:: EXERCISE INPUT ::
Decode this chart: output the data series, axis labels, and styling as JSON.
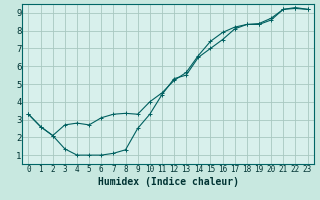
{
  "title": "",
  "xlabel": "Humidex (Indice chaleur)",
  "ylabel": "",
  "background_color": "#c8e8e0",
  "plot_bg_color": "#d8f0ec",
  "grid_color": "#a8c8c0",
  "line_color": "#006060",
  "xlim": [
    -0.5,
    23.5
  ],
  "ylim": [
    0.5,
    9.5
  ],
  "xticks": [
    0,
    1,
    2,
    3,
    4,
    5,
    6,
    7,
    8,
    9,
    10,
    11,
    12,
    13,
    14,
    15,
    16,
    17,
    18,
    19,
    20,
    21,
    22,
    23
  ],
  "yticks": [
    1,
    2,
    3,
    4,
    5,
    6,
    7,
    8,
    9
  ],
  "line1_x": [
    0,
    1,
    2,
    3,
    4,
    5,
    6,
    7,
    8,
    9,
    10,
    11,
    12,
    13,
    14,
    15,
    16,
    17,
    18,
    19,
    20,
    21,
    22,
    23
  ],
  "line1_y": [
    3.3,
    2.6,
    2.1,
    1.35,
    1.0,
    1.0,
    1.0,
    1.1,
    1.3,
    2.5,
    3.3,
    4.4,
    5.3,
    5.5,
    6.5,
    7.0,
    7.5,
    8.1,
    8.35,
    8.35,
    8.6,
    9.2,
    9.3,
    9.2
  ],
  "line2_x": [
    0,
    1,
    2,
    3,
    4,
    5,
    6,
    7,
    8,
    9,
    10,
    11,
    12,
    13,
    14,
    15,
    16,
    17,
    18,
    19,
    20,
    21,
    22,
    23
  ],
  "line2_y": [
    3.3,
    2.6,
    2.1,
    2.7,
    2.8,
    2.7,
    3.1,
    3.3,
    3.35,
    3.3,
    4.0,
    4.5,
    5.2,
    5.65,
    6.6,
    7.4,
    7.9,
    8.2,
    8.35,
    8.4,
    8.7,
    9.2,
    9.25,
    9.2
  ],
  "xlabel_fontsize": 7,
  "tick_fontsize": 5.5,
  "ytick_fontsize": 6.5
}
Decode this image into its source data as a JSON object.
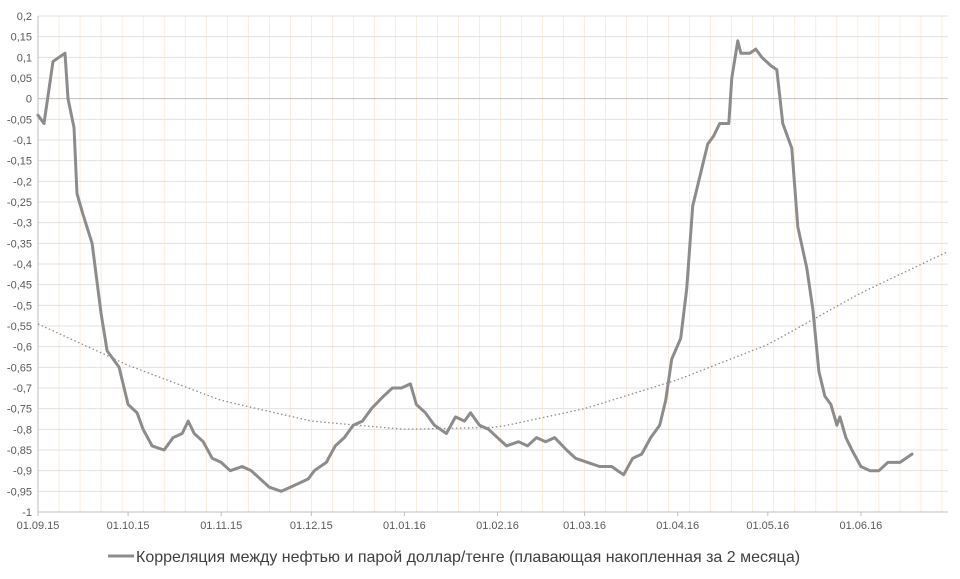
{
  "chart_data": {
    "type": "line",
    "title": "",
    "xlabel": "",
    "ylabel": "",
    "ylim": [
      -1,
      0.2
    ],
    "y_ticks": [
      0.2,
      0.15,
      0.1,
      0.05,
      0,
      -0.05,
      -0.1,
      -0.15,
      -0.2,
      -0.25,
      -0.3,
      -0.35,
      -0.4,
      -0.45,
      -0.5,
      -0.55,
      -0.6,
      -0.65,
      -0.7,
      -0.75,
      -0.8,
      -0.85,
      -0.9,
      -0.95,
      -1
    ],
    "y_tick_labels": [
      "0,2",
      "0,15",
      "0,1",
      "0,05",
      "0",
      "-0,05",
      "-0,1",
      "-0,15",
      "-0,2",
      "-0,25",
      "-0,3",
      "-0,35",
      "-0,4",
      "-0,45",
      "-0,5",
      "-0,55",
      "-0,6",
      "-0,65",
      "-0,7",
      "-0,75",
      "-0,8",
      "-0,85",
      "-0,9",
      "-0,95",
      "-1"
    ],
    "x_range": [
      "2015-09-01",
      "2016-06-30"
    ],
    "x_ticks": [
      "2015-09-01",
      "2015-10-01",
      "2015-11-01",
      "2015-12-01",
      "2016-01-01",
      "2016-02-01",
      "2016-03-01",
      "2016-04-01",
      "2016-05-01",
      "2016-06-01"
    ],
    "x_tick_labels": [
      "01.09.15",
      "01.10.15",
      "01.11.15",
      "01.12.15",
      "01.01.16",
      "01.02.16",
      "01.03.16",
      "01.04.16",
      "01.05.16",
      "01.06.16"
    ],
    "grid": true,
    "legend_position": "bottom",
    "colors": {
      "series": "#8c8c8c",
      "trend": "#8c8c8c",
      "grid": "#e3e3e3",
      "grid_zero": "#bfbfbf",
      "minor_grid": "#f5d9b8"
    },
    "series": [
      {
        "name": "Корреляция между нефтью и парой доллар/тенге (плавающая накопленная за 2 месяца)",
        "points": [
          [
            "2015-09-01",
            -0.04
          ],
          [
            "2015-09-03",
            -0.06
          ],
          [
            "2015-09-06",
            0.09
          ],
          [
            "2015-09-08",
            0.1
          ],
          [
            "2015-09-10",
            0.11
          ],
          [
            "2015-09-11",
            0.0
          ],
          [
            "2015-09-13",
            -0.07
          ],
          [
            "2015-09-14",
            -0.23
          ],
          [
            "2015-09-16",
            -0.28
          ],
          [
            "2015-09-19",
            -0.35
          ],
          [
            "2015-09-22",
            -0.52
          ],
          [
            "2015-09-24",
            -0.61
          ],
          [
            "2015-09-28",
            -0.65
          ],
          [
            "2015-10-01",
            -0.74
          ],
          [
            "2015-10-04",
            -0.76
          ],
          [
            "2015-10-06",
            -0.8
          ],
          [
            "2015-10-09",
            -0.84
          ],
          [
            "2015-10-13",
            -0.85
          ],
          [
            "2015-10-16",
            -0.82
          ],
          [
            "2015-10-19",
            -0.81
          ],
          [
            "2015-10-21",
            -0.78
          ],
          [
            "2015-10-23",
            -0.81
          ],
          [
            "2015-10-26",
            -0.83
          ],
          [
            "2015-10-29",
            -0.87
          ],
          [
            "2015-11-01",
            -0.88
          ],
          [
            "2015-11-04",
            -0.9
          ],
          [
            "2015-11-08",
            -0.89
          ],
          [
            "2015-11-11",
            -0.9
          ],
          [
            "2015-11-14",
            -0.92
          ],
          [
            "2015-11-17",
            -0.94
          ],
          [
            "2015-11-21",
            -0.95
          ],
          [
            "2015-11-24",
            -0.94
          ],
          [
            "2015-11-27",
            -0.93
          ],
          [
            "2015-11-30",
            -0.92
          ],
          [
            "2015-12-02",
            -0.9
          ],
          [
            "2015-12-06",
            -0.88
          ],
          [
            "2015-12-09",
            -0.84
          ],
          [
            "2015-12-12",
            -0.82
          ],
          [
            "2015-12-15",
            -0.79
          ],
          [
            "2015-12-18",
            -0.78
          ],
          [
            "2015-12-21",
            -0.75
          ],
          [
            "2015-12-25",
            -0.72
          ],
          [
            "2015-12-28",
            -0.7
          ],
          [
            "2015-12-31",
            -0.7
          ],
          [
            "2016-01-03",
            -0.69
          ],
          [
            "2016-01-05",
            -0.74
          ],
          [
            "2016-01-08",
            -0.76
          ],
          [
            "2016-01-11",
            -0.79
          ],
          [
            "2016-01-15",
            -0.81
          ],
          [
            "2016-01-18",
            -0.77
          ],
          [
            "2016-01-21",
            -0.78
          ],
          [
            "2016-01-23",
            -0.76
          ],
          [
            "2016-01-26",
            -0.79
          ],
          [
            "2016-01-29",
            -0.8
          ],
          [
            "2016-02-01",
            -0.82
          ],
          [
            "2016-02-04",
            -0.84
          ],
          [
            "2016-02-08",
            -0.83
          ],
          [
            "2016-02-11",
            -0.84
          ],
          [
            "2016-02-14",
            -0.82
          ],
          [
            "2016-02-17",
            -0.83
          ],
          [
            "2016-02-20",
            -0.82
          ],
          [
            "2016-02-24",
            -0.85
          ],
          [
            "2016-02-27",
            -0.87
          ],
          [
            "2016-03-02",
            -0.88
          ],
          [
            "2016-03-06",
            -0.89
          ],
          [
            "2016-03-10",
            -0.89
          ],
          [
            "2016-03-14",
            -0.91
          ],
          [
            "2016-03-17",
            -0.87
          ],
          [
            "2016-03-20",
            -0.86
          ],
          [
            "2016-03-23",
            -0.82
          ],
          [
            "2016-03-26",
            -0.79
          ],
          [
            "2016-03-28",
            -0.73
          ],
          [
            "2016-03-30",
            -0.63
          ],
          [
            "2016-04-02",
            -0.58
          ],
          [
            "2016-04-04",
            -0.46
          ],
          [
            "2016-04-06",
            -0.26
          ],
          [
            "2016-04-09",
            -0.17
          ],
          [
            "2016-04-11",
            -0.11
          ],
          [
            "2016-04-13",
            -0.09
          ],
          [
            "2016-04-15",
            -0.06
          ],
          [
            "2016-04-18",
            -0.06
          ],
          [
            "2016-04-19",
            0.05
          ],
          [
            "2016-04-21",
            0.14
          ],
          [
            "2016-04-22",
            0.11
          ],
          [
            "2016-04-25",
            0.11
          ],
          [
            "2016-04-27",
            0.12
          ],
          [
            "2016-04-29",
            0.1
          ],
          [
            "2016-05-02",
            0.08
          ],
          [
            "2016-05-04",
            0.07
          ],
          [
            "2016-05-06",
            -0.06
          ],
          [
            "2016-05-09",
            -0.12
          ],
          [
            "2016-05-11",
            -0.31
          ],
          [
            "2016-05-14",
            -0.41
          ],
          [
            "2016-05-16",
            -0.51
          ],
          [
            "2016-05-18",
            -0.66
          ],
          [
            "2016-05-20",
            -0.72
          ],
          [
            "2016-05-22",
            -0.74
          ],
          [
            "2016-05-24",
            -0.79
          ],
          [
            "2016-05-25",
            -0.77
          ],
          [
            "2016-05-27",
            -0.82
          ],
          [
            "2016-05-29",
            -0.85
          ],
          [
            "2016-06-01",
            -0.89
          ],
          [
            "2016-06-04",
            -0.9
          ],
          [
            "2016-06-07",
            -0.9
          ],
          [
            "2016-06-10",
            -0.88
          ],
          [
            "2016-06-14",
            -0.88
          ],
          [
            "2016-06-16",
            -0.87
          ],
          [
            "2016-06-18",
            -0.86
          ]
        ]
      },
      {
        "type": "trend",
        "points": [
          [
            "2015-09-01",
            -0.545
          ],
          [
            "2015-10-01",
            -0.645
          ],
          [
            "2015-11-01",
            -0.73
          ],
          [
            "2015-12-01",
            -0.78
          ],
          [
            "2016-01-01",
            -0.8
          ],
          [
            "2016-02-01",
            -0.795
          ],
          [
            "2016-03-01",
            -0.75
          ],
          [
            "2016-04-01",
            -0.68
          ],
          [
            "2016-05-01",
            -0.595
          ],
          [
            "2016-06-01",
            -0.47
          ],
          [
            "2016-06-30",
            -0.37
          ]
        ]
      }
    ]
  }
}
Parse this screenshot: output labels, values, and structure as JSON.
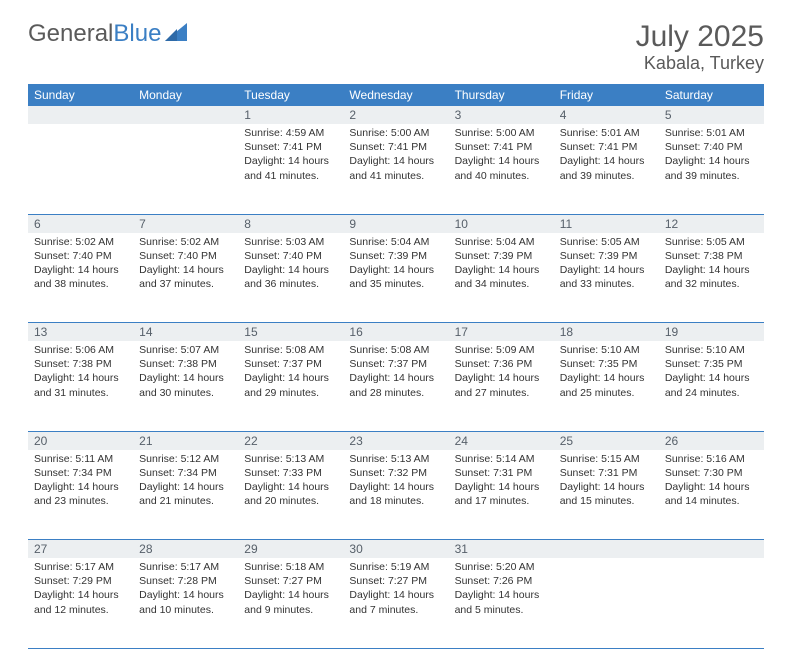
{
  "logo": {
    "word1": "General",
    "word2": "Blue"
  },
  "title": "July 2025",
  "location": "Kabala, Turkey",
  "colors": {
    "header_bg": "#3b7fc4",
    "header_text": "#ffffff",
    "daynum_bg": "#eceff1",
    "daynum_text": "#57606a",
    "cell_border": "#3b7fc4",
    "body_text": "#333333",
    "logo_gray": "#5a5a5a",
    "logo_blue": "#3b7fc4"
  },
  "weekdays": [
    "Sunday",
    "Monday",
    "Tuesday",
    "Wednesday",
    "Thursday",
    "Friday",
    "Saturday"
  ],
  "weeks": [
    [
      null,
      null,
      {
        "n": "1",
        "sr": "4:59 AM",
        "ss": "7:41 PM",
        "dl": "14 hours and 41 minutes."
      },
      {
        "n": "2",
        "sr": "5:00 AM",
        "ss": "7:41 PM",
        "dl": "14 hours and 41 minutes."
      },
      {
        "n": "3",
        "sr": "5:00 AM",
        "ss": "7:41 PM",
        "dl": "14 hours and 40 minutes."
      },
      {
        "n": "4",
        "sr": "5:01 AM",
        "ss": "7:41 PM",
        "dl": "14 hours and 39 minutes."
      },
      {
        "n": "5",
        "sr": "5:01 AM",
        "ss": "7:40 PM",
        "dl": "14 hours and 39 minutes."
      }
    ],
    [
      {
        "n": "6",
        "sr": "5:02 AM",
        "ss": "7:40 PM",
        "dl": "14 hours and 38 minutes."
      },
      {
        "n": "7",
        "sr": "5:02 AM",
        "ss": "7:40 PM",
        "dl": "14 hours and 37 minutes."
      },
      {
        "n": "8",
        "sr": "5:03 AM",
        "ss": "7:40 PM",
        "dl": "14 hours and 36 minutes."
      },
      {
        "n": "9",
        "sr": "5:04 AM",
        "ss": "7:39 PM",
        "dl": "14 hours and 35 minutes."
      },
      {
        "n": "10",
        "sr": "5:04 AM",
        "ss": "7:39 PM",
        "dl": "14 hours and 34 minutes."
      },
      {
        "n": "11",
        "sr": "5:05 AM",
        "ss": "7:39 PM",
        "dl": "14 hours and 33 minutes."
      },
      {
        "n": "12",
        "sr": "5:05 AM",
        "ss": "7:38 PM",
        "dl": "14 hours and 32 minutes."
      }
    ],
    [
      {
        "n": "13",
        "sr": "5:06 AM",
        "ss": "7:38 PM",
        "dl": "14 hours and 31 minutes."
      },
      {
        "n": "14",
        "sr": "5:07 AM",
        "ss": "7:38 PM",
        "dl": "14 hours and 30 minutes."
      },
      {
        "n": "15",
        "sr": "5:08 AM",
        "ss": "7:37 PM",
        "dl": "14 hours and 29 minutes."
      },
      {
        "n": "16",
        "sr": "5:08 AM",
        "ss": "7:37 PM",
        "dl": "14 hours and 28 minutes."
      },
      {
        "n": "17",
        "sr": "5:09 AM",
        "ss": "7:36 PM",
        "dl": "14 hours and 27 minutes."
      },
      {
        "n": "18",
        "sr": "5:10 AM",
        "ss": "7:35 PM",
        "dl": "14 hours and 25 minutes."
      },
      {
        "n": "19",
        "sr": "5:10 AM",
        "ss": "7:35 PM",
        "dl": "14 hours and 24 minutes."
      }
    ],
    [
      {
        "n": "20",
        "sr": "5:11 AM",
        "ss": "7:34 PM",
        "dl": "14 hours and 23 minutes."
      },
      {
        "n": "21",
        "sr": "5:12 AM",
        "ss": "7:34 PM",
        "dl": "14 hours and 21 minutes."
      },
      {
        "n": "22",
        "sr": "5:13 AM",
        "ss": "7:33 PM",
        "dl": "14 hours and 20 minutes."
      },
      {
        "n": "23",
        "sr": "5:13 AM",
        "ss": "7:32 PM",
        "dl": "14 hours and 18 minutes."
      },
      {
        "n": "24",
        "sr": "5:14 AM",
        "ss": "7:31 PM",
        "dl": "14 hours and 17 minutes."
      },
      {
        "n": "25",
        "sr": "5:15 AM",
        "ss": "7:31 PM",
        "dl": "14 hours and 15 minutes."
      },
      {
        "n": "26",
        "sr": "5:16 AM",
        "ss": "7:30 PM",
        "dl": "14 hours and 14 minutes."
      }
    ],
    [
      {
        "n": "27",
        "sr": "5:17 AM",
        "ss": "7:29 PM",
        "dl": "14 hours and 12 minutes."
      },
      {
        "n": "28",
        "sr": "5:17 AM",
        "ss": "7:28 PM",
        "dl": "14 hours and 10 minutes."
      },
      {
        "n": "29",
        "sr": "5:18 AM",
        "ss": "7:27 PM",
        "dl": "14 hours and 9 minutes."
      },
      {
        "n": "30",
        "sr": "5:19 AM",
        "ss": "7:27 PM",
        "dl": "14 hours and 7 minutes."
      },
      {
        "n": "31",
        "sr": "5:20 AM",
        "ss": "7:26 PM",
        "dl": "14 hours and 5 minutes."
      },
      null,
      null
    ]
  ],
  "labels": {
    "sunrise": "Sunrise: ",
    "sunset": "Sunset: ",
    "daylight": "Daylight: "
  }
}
:::
● **YOUR INSTRUCTIONS**: Copy every line of the material in which the word "this" occurs.

● **EXERCISE SOLUTION**:
Decode this chart: output the data series, axis labels, and styling as JSON.
Decode this image into its source data as a JSON object.
Parse this screenshot: output labels, values, and structure as JSON.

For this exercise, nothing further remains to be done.